======== Records to use

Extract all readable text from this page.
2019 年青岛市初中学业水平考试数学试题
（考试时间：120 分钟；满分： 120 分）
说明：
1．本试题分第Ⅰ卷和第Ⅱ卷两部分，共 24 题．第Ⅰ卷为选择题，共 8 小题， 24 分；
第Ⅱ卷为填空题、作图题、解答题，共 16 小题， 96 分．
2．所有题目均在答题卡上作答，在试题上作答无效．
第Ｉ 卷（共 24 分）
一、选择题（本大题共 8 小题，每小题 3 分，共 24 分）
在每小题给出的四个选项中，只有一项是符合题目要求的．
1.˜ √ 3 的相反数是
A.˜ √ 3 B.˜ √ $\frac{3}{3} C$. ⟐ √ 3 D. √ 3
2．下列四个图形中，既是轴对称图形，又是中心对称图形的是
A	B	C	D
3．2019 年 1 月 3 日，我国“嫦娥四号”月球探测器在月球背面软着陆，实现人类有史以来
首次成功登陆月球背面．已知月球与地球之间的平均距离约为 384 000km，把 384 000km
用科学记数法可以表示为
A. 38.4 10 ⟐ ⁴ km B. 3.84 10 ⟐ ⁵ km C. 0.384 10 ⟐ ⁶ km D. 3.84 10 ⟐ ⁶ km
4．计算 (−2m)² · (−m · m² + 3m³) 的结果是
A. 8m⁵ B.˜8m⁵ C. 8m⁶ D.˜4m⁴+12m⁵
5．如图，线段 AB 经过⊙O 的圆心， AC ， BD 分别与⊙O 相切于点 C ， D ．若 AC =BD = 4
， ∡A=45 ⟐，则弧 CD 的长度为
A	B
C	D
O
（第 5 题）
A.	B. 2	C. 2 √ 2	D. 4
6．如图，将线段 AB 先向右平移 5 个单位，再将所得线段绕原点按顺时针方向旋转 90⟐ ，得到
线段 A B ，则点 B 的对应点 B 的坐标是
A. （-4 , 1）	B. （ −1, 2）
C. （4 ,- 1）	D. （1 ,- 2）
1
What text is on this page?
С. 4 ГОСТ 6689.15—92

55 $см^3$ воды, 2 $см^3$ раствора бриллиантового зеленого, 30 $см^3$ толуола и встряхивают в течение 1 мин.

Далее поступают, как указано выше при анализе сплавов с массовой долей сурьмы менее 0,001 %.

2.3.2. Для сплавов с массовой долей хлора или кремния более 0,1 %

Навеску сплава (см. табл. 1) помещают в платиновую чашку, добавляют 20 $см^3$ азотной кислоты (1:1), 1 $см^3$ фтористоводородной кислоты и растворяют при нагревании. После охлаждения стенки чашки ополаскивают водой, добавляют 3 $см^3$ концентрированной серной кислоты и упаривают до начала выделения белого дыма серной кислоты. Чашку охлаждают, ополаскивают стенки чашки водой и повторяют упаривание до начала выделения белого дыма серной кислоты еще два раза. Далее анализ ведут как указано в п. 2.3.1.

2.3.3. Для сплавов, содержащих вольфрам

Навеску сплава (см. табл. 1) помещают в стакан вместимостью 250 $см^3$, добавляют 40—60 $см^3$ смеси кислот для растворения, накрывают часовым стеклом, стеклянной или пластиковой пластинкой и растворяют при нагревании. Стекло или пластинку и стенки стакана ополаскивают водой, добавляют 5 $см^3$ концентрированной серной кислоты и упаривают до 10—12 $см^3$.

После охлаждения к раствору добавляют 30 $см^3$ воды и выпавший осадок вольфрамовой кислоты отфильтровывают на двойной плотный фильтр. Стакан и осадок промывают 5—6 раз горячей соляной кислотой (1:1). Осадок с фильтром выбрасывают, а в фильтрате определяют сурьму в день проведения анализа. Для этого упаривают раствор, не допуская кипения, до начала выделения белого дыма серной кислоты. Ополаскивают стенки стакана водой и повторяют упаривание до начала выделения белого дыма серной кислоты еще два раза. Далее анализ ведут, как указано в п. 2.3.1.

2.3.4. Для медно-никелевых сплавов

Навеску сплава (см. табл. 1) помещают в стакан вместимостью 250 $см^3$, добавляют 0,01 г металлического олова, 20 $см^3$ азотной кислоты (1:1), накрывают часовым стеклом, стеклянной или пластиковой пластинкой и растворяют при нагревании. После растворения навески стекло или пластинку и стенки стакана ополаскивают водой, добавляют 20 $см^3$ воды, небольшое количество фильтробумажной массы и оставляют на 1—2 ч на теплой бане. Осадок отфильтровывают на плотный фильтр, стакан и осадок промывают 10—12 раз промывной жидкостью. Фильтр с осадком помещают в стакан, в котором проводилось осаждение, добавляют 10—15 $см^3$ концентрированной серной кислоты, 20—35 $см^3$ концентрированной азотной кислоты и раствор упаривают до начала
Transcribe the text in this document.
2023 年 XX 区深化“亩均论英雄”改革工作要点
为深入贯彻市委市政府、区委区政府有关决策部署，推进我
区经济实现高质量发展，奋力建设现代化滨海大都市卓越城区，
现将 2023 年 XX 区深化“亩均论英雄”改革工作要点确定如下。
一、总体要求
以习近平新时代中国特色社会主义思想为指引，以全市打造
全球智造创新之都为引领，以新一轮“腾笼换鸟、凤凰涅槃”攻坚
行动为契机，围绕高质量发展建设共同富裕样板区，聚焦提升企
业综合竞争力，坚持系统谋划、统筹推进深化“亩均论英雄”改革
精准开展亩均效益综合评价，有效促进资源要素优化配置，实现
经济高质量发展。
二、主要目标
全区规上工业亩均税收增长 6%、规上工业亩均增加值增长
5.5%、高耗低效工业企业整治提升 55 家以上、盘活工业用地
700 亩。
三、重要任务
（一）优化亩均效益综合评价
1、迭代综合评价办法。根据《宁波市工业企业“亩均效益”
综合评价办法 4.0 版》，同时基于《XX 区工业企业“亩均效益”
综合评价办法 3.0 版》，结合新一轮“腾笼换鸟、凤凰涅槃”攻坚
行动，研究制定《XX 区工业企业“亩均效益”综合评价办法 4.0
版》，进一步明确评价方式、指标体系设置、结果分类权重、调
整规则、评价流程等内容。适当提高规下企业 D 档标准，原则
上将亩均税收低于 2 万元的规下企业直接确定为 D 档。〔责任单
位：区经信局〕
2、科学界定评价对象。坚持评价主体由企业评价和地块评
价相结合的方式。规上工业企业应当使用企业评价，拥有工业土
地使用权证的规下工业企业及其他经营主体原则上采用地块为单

================

* Written request: Output the records above in their entirety, exactly.

* Worked solution:
Extract all readable text from this page.
2019 年青岛市初中学业水平考试数学试题
（考试时间：120 分钟；满分： 120 分）
说明：
1．本试题分第Ⅰ卷和第Ⅱ卷两部分，共 24 题．第Ⅰ卷为选择题，共 8 小题， 24 分；
第Ⅱ卷为填空题、作图题、解答题，共 16 小题， 96 分．
2．所有题目均在答题卡上作答，在试题上作答无效．
第Ｉ 卷（共 24 分）
一、选择题（本大题共 8 小题，每小题 3 分，共 24 分）
在每小题给出的四个选项中，只有一项是符合题目要求的．
1.˜ √ 3 的相反数是
A.˜ √ 3 B.˜ √ $\frac{3}{3} C$. ⟐ √ 3 D. √ 3
2．下列四个图形中，既是轴对称图形，又是中心对称图形的是
A	B	C	D
3．2019 年 1 月 3 日，我国“嫦娥四号”月球探测器在月球背面软着陆，实现人类有史以来
首次成功登陆月球背面．已知月球与地球之间的平均距离约为 384 000km，把 384 000km
用科学记数法可以表示为
A. 38.4 10 ⟐ ⁴ km B. 3.84 10 ⟐ ⁵ km C. 0.384 10 ⟐ ⁶ km D. 3.84 10 ⟐ ⁶ km
4．计算 (−2m)² · (−m · m² + 3m³) 的结果是
A. 8m⁵ B.˜8m⁵ C. 8m⁶ D.˜4m⁴+12m⁵
5．如图，线段 AB 经过⊙O 的圆心， AC ， BD 分别与⊙O 相切于点 C ， D ．若 AC =BD = 4
， ∡A=45 ⟐，则弧 CD 的长度为
A	B
C	D
O
（第 5 题）
A.	B. 2	C. 2 √ 2	D. 4
6．如图，将线段 AB 先向右平移 5 个单位，再将所得线段绕原点按顺时针方向旋转 90⟐ ，得到
线段 A B ，则点 B 的对应点 B 的坐标是
A. （-4 , 1）	B. （ −1, 2）
C. （4 ,- 1）	D. （1 ,- 2）
1
What text is on this page?
С. 4 ГОСТ 6689.15—92

55 $см^3$ воды, 2 $см^3$ раствора бриллиантового зеленого, 30 $см^3$ толуола и встряхивают в течение 1 мин.

Далее поступают, как указано выше при анализе сплавов с массовой долей сурьмы менее 0,001 %.

2.3.2. Для сплавов с массовой долей хлора или кремния более 0,1 %

Навеску сплава (см. табл. 1) помещают в платиновую чашку, добавляют 20 $см^3$ азотной кислоты (1:1), 1 $см^3$ фтористоводородной кислоты и растворяют при нагревании. После охлаждения стенки чашки ополаскивают водой, добавляют 3 $см^3$ концентрированной серной кислоты и упаривают до начала выделения белого дыма серной кислоты. Чашку охлаждают, ополаскивают стенки чашки водой и повторяют упаривание до начала выделения белого дыма серной кислоты еще два раза. Далее анализ ведут как указано в п. 2.3.1.

2.3.3. Для сплавов, содержащих вольфрам

Навеску сплава (см. табл. 1) помещают в стакан вместимостью 250 $см^3$, добавляют 40—60 $см^3$ смеси кислот для растворения, накрывают часовым стеклом, стеклянной или пластиковой пластинкой и растворяют при нагревании. Стекло или пластинку и стенки стакана ополаскивают водой, добавляют 5 $см^3$ концентрированной серной кислоты и упаривают до 10—12 $см^3$.

После охлаждения к раствору добавляют 30 $см^3$ воды и выпавший осадок вольфрамовой кислоты отфильтровывают на двойной плотный фильтр. Стакан и осадок промывают 5—6 раз горячей соляной кислотой (1:1). Осадок с фильтром выбрасывают, а в фильтрате определяют сурьму в день проведения анализа. Для этого упаривают раствор, не допуская кипения, до начала выделения белого дыма серной кислоты. Ополаскивают стенки стакана водой и повторяют упаривание до начала выделения белого дыма серной кислоты еще два раза. Далее анализ ведут, как указано в п. 2.3.1.

2.3.4. Для медно-никелевых сплавов

Навеску сплава (см. табл. 1) помещают в стакан вместимостью 250 $см^3$, добавляют 0,01 г металлического олова, 20 $см^3$ азотной кислоты (1:1), накрывают часовым стеклом, стеклянной или пластиковой пластинкой и растворяют при нагревании. После растворения навески стекло или пластинку и стенки стакана ополаскивают водой, добавляют 20 $см^3$ воды, небольшое количество фильтробумажной массы и оставляют на 1—2 ч на теплой бане. Осадок отфильтровывают на плотный фильтр, стакан и осадок промывают 10—12 раз промывной жидкостью. Фильтр с осадком помещают в стакан, в котором проводилось осаждение, добавляют 10—15 $см^3$ концентрированной серной кислоты, 20—35 $см^3$ концентрированной азотной кислоты и раствор упаривают до начала
Transcribe the text in this document.
2023 年 XX 区深化“亩均论英雄”改革工作要点
为深入贯彻市委市政府、区委区政府有关决策部署，推进我
区经济实现高质量发展，奋力建设现代化滨海大都市卓越城区，
现将 2023 年 XX 区深化“亩均论英雄”改革工作要点确定如下。
一、总体要求
以习近平新时代中国特色社会主义思想为指引，以全市打造
全球智造创新之都为引领，以新一轮“腾笼换鸟、凤凰涅槃”攻坚
行动为契机，围绕高质量发展建设共同富裕样板区，聚焦提升企
业综合竞争力，坚持系统谋划、统筹推进深化“亩均论英雄”改革
精准开展亩均效益综合评价，有效促进资源要素优化配置，实现
经济高质量发展。
二、主要目标
全区规上工业亩均税收增长 6%、规上工业亩均增加值增长
5.5%、高耗低效工业企业整治提升 55 家以上、盘活工业用地
700 亩。
三、重要任务
（一）优化亩均效益综合评价
1、迭代综合评价办法。根据《宁波市工业企业“亩均效益”
综合评价办法 4.0 版》，同时基于《XX 区工业企业“亩均效益”
综合评价办法 3.0 版》，结合新一轮“腾笼换鸟、凤凰涅槃”攻坚
行动，研究制定《XX 区工业企业“亩均效益”综合评价办法 4.0
版》，进一步明确评价方式、指标体系设置、结果分类权重、调
整规则、评价流程等内容。适当提高规下企业 D 档标准，原则
上将亩均税收低于 2 万元的规下企业直接确定为 D 档。〔责任单
位：区经信局〕
2、科学界定评价对象。坚持评价主体由企业评价和地块评
价相结合的方式。规上工业企业应当使用企业评价，拥有工业土
地使用权证的规下工业企业及其他经营主体原则上采用地块为单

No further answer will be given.